Objective: Extract and list every line that contains the word "sesuai".

Excerpted records:
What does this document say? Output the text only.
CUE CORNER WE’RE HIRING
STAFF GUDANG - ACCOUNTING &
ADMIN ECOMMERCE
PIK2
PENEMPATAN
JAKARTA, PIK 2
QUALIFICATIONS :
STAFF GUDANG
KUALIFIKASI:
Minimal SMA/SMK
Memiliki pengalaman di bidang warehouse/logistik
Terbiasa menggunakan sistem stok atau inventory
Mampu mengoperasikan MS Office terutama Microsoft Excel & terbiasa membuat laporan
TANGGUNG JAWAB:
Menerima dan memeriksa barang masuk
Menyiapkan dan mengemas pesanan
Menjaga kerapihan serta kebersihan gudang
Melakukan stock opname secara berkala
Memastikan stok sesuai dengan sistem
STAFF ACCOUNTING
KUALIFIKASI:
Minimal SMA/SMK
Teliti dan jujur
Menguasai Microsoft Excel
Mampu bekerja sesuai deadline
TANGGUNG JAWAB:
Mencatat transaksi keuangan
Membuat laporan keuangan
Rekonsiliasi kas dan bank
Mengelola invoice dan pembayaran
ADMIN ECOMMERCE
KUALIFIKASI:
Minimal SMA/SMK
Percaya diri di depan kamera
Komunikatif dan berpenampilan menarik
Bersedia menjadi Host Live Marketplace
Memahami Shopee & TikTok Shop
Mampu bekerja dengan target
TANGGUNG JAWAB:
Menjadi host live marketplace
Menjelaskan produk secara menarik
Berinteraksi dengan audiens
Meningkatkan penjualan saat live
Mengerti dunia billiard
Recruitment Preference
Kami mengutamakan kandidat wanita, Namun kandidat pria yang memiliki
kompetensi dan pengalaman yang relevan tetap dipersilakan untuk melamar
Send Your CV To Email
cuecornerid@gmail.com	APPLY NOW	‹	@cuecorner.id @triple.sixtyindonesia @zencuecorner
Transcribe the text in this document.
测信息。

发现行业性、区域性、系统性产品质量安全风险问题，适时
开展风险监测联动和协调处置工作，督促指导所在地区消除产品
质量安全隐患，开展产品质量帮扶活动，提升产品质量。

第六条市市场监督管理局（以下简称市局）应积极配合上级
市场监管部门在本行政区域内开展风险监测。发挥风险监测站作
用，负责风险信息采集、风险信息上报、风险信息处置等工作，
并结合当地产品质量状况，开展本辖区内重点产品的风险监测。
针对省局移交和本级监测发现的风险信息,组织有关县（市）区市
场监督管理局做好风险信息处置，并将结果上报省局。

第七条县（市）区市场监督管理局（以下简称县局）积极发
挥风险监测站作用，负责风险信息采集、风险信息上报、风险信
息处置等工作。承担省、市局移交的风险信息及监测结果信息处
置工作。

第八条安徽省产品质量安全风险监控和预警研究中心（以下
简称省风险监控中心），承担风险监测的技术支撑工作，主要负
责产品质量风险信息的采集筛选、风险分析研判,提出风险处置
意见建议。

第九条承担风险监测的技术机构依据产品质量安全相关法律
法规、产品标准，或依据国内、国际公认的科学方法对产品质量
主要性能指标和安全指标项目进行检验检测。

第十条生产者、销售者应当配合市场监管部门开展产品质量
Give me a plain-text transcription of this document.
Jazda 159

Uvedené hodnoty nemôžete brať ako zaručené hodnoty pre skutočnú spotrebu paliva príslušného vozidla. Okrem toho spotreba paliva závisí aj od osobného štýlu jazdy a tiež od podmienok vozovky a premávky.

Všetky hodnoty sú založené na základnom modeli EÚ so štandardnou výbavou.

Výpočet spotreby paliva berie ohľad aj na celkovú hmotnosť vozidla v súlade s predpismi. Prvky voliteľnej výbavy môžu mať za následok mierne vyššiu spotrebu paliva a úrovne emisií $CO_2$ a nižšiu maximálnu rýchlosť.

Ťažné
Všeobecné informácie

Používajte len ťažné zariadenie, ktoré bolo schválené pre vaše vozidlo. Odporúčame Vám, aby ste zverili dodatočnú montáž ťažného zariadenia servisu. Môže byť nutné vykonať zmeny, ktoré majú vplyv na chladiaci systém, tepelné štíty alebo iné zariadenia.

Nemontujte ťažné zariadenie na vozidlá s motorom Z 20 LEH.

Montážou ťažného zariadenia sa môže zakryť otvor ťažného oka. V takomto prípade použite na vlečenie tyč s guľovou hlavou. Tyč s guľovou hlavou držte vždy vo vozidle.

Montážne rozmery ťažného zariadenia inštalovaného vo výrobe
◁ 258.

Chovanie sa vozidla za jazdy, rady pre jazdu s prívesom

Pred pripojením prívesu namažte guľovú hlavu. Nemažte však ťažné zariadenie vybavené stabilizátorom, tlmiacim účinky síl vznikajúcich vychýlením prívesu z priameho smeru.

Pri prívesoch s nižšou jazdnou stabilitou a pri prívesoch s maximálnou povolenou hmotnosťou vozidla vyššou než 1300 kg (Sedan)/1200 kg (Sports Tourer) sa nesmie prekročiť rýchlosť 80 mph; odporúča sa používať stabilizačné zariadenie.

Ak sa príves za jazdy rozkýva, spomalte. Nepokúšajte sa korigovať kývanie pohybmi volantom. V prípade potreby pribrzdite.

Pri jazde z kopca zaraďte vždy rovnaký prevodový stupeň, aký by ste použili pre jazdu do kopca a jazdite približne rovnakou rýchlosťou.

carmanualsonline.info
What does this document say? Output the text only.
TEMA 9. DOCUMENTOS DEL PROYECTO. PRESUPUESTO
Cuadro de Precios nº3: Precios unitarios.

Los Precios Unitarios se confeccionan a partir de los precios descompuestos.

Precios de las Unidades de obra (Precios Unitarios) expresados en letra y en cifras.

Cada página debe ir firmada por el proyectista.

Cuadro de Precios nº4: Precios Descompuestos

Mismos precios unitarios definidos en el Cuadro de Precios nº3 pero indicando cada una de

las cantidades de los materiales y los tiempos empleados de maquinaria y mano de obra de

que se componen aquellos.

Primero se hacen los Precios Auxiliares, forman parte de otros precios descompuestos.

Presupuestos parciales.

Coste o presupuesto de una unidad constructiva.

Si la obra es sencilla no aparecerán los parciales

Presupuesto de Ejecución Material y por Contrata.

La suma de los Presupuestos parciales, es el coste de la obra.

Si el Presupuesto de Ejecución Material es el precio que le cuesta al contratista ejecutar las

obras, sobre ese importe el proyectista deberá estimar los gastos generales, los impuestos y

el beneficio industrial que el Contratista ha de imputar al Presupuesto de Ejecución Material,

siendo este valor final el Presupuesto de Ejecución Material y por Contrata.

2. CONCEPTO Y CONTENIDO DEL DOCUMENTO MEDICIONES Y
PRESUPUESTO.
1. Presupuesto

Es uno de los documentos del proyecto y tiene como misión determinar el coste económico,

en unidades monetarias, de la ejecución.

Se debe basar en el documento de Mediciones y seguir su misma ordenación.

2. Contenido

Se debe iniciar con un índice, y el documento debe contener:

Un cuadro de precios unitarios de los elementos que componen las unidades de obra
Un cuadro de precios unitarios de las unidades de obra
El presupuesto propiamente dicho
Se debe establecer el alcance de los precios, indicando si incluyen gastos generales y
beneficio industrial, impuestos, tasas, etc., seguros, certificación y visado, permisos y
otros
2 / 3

Solution to this exercise:
Memastikan stok sesuai dengan sistem
Mampu bekerja sesuai deadline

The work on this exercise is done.